Give back the whole listing exactly as shown.

★ ★ ★ ★ ★

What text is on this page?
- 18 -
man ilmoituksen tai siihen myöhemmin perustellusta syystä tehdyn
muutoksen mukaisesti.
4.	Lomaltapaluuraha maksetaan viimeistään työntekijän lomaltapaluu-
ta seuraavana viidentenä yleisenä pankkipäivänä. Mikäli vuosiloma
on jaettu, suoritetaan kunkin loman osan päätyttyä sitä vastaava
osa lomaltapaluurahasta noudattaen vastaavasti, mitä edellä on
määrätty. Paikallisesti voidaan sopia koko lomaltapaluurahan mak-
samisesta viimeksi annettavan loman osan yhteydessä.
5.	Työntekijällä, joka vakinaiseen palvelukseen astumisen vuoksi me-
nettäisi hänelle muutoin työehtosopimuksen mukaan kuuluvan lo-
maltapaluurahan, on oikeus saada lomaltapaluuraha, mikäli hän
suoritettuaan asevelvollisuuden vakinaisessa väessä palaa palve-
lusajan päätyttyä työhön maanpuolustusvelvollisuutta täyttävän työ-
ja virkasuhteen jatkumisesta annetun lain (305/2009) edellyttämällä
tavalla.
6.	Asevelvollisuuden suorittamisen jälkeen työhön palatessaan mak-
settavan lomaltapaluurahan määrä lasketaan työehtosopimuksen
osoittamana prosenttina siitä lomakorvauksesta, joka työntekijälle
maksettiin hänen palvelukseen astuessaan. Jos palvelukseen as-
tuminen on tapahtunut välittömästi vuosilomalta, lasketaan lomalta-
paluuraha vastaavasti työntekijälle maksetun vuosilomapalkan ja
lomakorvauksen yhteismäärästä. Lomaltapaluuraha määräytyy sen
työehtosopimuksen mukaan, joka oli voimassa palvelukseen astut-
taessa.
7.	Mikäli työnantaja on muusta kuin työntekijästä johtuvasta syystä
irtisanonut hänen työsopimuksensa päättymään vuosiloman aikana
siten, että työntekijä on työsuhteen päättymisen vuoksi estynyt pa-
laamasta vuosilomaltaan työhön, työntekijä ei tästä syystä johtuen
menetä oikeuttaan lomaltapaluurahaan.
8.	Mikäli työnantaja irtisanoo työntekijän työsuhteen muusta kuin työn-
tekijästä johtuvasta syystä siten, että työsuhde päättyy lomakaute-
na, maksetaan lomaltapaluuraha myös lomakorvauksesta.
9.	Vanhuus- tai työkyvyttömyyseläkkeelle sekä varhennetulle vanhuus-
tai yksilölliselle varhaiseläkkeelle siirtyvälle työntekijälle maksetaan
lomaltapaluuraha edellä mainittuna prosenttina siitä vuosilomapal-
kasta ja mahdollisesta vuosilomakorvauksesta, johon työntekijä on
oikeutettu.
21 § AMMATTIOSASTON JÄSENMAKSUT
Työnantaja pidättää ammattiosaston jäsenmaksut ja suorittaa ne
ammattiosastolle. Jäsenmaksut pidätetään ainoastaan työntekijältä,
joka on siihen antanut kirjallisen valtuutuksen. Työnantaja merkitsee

★ ★ ★ ★ ★

**Solution for this exercise**.
What text is on this page?
- 18 -
man ilmoituksen tai siihen myöhemmin perustellusta syystä tehdyn
muutoksen mukaisesti.
4.	Lomaltapaluuraha maksetaan viimeistään työntekijän lomaltapaluu-
ta seuraavana viidentenä yleisenä pankkipäivänä. Mikäli vuosiloma
on jaettu, suoritetaan kunkin loman osan päätyttyä sitä vastaava
osa lomaltapaluurahasta noudattaen vastaavasti, mitä edellä on
määrätty. Paikallisesti voidaan sopia koko lomaltapaluurahan mak-
samisesta viimeksi annettavan loman osan yhteydessä.
5.	Työntekijällä, joka vakinaiseen palvelukseen astumisen vuoksi me-
nettäisi hänelle muutoin työehtosopimuksen mukaan kuuluvan lo-
maltapaluurahan, on oikeus saada lomaltapaluuraha, mikäli hän
suoritettuaan asevelvollisuuden vakinaisessa väessä palaa palve-
lusajan päätyttyä työhön maanpuolustusvelvollisuutta täyttävän työ-
ja virkasuhteen jatkumisesta annetun lain (305/2009) edellyttämällä
tavalla.
6.	Asevelvollisuuden suorittamisen jälkeen työhön palatessaan mak-
settavan lomaltapaluurahan määrä lasketaan työehtosopimuksen
osoittamana prosenttina siitä lomakorvauksesta, joka työntekijälle
maksettiin hänen palvelukseen astuessaan. Jos palvelukseen as-
tuminen on tapahtunut välittömästi vuosilomalta, lasketaan lomalta-
paluuraha vastaavasti työntekijälle maksetun vuosilomapalkan ja
lomakorvauksen yhteismäärästä. Lomaltapaluuraha määräytyy sen
työehtosopimuksen mukaan, joka oli voimassa palvelukseen astut-
taessa.
7.	Mikäli työnantaja on muusta kuin työntekijästä johtuvasta syystä
irtisanonut hänen työsopimuksensa päättymään vuosiloman aikana
siten, että työntekijä on työsuhteen päättymisen vuoksi estynyt pa-
laamasta vuosilomaltaan työhön, työntekijä ei tästä syystä johtuen
menetä oikeuttaan lomaltapaluurahaan.
8.	Mikäli työnantaja irtisanoo työntekijän työsuhteen muusta kuin työn-
tekijästä johtuvasta syystä siten, että työsuhde päättyy lomakaute-
na, maksetaan lomaltapaluuraha myös lomakorvauksesta.
9.	Vanhuus- tai työkyvyttömyyseläkkeelle sekä varhennetulle vanhuus-
tai yksilölliselle varhaiseläkkeelle siirtyvälle työntekijälle maksetaan
lomaltapaluuraha edellä mainittuna prosenttina siitä vuosilomapal-
kasta ja mahdollisesta vuosilomakorvauksesta, johon työntekijä on
oikeutettu.
21 § AMMATTIOSASTON JÄSENMAKSUT
Työnantaja pidättää ammattiosaston jäsenmaksut ja suorittaa ne
ammattiosastolle. Jäsenmaksut pidätetään ainoastaan työntekijältä,
joka on siihen antanut kirjallisen valtuutuksen. Työnantaja merkitsee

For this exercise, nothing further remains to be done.